*AIM OF THE EXERCISE*
Check each line below for the word "index", and copy those that have it.

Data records
--------------------------------------------------

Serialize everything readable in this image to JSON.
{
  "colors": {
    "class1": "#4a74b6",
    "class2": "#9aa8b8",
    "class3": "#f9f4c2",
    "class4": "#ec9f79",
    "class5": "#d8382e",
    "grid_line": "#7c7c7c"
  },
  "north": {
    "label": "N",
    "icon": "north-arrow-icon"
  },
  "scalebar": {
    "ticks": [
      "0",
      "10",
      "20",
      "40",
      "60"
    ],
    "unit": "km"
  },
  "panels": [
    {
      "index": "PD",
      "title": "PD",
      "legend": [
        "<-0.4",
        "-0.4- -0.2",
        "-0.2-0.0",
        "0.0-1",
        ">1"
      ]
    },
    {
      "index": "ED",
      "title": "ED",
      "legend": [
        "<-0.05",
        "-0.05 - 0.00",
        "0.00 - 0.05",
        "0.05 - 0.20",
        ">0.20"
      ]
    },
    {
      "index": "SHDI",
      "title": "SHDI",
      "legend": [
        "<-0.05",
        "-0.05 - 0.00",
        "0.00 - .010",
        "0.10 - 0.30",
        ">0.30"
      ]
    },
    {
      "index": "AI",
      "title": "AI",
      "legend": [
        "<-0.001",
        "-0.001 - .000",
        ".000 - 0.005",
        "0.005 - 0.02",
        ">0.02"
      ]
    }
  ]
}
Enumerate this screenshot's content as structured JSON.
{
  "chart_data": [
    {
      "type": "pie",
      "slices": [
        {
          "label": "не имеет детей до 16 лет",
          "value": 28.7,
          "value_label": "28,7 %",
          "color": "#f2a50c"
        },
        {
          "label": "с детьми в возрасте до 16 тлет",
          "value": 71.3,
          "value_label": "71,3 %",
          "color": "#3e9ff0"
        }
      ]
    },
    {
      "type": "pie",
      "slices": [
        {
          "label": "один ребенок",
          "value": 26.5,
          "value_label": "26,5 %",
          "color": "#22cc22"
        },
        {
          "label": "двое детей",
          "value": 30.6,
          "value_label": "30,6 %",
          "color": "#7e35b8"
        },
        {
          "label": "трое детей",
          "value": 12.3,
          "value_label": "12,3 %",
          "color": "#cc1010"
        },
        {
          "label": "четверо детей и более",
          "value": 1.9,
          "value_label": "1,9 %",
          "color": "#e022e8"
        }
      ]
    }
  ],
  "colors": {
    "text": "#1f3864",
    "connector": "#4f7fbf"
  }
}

--------------------------------------------------

*WRITTEN SOLUTION*
      "index": "PD",
      "index": "ED",
      "index": "SHDI",
      "index": "AI",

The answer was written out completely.